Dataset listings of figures
+--

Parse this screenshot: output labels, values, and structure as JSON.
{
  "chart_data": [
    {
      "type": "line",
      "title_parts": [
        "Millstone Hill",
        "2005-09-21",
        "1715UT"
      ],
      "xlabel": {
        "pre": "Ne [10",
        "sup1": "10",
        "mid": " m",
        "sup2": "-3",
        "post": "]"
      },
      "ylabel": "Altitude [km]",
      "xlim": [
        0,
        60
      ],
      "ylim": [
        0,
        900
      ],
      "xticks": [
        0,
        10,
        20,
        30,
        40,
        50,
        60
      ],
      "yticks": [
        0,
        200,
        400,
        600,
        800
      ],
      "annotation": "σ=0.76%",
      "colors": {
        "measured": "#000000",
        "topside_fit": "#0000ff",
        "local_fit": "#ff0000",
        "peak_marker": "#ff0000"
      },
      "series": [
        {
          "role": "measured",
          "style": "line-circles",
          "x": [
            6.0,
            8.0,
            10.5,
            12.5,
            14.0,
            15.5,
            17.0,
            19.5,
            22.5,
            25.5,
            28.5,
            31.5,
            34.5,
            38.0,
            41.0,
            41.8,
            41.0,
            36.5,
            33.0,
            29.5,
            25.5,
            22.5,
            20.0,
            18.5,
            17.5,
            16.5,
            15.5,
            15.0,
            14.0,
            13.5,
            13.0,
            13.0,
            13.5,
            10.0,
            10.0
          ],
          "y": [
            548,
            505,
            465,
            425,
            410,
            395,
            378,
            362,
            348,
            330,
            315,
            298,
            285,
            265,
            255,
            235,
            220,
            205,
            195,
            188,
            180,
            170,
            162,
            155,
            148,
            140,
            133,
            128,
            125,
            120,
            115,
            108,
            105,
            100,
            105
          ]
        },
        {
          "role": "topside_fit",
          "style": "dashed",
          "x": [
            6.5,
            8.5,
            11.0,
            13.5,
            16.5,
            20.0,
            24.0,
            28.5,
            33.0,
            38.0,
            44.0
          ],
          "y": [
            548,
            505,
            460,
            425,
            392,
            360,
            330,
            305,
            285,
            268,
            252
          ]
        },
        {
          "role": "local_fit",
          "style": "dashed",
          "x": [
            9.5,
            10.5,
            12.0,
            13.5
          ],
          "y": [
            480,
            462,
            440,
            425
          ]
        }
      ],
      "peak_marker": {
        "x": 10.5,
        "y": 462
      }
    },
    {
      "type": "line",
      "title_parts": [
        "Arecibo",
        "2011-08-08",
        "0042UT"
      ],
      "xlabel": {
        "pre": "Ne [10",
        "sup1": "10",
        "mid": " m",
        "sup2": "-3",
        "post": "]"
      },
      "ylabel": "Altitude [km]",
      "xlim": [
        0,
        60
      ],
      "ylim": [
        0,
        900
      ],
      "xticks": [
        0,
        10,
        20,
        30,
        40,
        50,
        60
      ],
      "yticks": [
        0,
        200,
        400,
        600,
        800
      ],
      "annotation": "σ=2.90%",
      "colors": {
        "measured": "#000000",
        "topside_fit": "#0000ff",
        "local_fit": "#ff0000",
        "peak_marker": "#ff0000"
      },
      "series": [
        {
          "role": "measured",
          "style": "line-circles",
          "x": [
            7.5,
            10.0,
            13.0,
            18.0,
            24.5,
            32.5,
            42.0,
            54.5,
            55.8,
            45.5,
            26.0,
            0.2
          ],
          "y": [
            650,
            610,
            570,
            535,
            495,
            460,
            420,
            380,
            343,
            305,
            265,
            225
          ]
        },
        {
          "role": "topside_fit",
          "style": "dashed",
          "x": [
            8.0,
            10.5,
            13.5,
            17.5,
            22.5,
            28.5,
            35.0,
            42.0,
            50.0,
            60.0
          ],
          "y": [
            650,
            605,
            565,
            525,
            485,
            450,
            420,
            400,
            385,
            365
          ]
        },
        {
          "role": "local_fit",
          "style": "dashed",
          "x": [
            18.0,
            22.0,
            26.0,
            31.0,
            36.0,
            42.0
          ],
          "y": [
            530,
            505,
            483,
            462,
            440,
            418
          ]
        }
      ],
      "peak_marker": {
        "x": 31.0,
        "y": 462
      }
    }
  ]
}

+--

## Task
Retype the listing exactly, in full.

## The answer
Parse this screenshot: output labels, values, and structure as JSON.
{
  "chart_data": [
    {
      "type": "line",
      "title_parts": [
        "Millstone Hill",
        "2005-09-21",
        "1715UT"
      ],
      "xlabel": {
        "pre": "Ne [10",
        "sup1": "10",
        "mid": " m",
        "sup2": "-3",
        "post": "]"
      },
      "ylabel": "Altitude [km]",
      "xlim": [
        0,
        60
      ],
      "ylim": [
        0,
        900
      ],
      "xticks": [
        0,
        10,
        20,
        30,
        40,
        50,
        60
      ],
      "yticks": [
        0,
        200,
        400,
        600,
        800
      ],
      "annotation": "σ=0.76%",
      "colors": {
        "measured": "#000000",
        "topside_fit": "#0000ff",
        "local_fit": "#ff0000",
        "peak_marker": "#ff0000"
      },
      "series": [
        {
          "role": "measured",
          "style": "line-circles",
          "x": [
            6.0,
            8.0,
            10.5,
            12.5,
            14.0,
            15.5,
            17.0,
            19.5,
            22.5,
            25.5,
            28.5,
            31.5,
            34.5,
            38.0,
            41.0,
            41.8,
            41.0,
            36.5,
            33.0,
            29.5,
            25.5,
            22.5,
            20.0,
            18.5,
            17.5,
            16.5,
            15.5,
            15.0,
            14.0,
            13.5,
            13.0,
            13.0,
            13.5,
            10.0,
            10.0
          ],
          "y": [
            548,
            505,
            465,
            425,
            410,
            395,
            378,
            362,
            348,
            330,
            315,
            298,
            285,
            265,
            255,
            235,
            220,
            205,
            195,
            188,
            180,
            170,
            162,
            155,
            148,
            140,
            133,
            128,
            125,
            120,
            115,
            108,
            105,
            100,
            105
          ]
        },
        {
          "role": "topside_fit",
          "style": "dashed",
          "x": [
            6.5,
            8.5,
            11.0,
            13.5,
            16.5,
            20.0,
            24.0,
            28.5,
            33.0,
            38.0,
            44.0
          ],
          "y": [
            548,
            505,
            460,
            425,
            392,
            360,
            330,
            305,
            285,
            268,
            252
          ]
        },
        {
          "role": "local_fit",
          "style": "dashed",
          "x": [
            9.5,
            10.5,
            12.0,
            13.5
          ],
          "y": [
            480,
            462,
            440,
            425
          ]
        }
      ],
      "peak_marker": {
        "x": 10.5,
        "y": 462
      }
    },
    {
      "type": "line",
      "title_parts": [
        "Arecibo",
        "2011-08-08",
        "0042UT"
      ],
      "xlabel": {
        "pre": "Ne [10",
        "sup1": "10",
        "mid": " m",
        "sup2": "-3",
        "post": "]"
      },
      "ylabel": "Altitude [km]",
      "xlim": [
        0,
        60
      ],
      "ylim": [
        0,
        900
      ],
      "xticks": [
        0,
        10,
        20,
        30,
        40,
        50,
        60
      ],
      "yticks": [
        0,
        200,
        400,
        600,
        800
      ],
      "annotation": "σ=2.90%",
      "colors": {
        "measured": "#000000",
        "topside_fit": "#0000ff",
        "local_fit": "#ff0000",
        "peak_marker": "#ff0000"
      },
      "series": [
        {
          "role": "measured",
          "style": "line-circles",
          "x": [
            7.5,
            10.0,
            13.0,
            18.0,
            24.5,
            32.5,
            42.0,
            54.5,
            55.8,
            45.5,
            26.0,
            0.2
          ],
          "y": [
            650,
            610,
            570,
            535,
            495,
            460,
            420,
            380,
            343,
            305,
            265,
            225
          ]
        },
        {
          "role": "topside_fit",
          "style": "dashed",
          "x": [
            8.0,
            10.5,
            13.5,
            17.5,
            22.5,
            28.5,
            35.0,
            42.0,
            50.0,
            60.0
          ],
          "y": [
            650,
            605,
            565,
            525,
            485,
            450,
            420,
            400,
            385,
            365
          ]
        },
        {
          "role": "local_fit",
          "style": "dashed",
          "x": [
            18.0,
            22.0,
            26.0,
            31.0,
            36.0,
            42.0
          ],
          "y": [
            530,
            505,
            483,
            462,
            440,
            418
          ]
        }
      ],
      "peak_marker": {
        "x": 31.0,
        "y": 462
      }
    }
  ]
}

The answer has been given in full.